• Problem statement
Please list all lines of the material below in which the string "regulations" occurs.

*** Exercise inputs

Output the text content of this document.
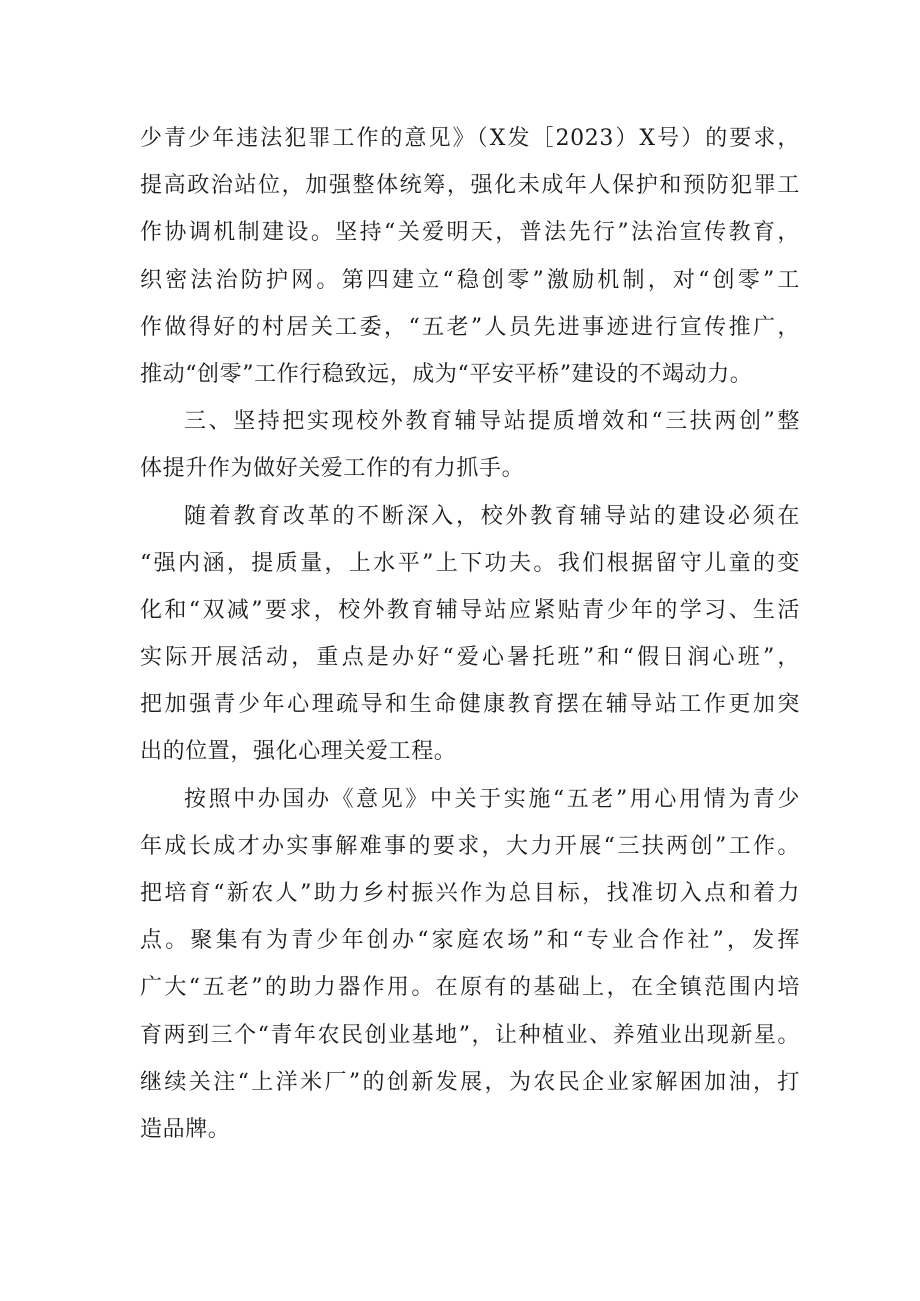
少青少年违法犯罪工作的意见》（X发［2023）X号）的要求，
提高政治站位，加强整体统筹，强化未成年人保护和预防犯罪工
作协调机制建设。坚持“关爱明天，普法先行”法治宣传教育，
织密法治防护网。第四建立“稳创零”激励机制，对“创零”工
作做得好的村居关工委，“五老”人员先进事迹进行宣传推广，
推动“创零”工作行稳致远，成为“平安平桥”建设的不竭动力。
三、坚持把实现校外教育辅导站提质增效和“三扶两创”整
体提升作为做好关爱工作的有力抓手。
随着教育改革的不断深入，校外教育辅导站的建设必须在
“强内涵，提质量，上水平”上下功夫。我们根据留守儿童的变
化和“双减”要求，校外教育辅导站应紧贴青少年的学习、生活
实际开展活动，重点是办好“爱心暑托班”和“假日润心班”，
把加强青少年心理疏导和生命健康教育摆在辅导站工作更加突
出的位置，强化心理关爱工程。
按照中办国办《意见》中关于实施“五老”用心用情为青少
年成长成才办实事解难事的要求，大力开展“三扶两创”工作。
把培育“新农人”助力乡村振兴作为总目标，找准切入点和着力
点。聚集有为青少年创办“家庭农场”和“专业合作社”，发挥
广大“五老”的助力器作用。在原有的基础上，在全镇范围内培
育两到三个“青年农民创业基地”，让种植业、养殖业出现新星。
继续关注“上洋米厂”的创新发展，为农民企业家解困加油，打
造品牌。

******
*** Exercise inputs

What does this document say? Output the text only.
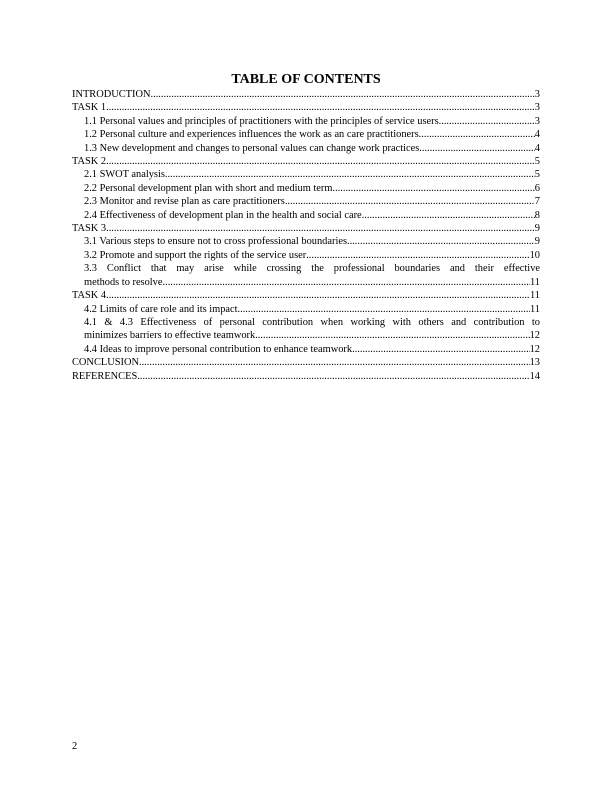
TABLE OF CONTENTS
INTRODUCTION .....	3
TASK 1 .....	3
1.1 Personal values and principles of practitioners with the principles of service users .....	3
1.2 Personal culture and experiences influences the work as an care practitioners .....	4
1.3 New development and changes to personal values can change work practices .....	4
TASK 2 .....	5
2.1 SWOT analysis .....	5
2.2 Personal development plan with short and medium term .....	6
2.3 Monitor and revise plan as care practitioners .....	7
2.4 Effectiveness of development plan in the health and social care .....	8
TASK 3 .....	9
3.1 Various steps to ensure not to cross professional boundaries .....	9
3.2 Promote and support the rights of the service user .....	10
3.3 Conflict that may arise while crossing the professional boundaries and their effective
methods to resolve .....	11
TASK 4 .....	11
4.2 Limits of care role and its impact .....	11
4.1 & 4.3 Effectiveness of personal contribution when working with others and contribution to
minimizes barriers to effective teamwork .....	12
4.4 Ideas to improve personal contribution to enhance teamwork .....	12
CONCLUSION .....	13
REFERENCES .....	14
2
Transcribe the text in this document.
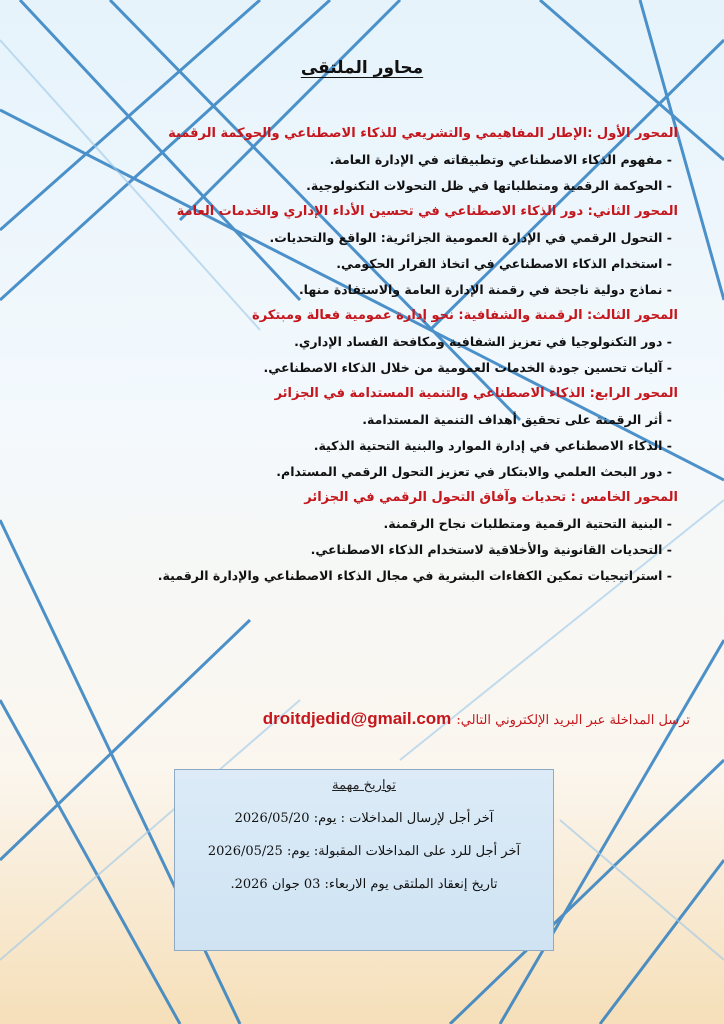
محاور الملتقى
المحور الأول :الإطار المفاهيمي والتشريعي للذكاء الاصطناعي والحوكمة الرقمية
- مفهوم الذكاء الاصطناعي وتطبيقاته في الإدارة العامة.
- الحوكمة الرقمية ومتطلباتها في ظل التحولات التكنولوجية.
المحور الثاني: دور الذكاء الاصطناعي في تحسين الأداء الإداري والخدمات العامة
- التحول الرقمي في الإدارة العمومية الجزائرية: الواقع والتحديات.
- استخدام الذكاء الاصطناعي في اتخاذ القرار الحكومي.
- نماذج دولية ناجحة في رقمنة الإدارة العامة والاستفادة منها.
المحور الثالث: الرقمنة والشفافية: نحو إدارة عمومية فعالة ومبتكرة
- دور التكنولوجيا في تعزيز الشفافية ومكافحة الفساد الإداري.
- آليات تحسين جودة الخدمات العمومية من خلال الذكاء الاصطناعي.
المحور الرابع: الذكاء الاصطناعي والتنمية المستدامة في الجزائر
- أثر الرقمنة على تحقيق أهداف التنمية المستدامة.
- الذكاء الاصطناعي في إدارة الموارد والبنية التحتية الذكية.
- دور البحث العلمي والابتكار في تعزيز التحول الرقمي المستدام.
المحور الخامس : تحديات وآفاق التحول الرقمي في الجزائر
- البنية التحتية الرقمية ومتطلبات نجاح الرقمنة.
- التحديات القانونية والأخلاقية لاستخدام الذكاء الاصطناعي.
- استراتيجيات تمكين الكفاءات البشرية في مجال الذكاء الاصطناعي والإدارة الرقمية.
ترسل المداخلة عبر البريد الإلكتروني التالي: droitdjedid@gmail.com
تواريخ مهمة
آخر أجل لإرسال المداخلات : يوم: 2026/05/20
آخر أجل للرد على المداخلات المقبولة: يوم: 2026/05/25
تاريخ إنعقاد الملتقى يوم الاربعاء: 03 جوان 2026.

******
*** Exercise inputs

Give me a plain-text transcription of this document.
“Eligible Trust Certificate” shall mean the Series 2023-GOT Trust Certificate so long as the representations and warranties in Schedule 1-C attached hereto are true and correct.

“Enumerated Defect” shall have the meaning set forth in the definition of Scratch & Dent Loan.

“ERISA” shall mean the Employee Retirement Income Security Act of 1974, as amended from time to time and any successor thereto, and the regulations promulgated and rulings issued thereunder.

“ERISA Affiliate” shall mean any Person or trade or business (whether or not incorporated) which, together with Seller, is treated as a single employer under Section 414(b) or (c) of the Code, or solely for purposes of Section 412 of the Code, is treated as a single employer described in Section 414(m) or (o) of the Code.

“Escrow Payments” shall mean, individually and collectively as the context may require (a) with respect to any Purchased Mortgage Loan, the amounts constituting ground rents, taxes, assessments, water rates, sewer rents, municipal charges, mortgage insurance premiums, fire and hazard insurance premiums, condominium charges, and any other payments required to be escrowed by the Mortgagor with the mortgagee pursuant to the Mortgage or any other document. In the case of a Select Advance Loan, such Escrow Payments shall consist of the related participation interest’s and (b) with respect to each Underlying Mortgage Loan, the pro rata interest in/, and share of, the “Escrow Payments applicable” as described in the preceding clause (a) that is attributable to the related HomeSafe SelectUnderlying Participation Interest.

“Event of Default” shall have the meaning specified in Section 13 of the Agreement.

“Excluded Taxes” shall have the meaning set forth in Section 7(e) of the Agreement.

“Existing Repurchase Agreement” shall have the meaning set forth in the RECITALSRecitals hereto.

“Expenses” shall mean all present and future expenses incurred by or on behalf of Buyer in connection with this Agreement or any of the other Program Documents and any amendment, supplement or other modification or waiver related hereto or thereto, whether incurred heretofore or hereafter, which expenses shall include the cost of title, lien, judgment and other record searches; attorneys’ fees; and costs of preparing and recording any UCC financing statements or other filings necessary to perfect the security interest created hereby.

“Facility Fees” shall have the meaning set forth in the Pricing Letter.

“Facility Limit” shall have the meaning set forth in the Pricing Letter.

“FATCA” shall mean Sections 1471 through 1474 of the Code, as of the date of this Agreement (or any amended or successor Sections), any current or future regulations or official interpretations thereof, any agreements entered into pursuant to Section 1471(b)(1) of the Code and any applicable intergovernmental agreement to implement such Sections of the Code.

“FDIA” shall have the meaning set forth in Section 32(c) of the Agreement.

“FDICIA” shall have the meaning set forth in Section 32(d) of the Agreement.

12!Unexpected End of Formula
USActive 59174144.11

******

• Finished task
“ERISA” shall mean the Employee Retirement Income Security Act of 1974, as amended from time to time and any successor thereto, and the regulations promulgated and rulings issued thereunder.
“FATCA” shall mean Sections 1471 through 1474 of the Code, as of the date of this Agreement (or any amended or successor Sections), any current or future regulations or official interpretations thereof, any agreements entered into pursuant to Section 1471(b)(1) of the Code and any applicable intergovernmental agreement to implement such Sections of the Code.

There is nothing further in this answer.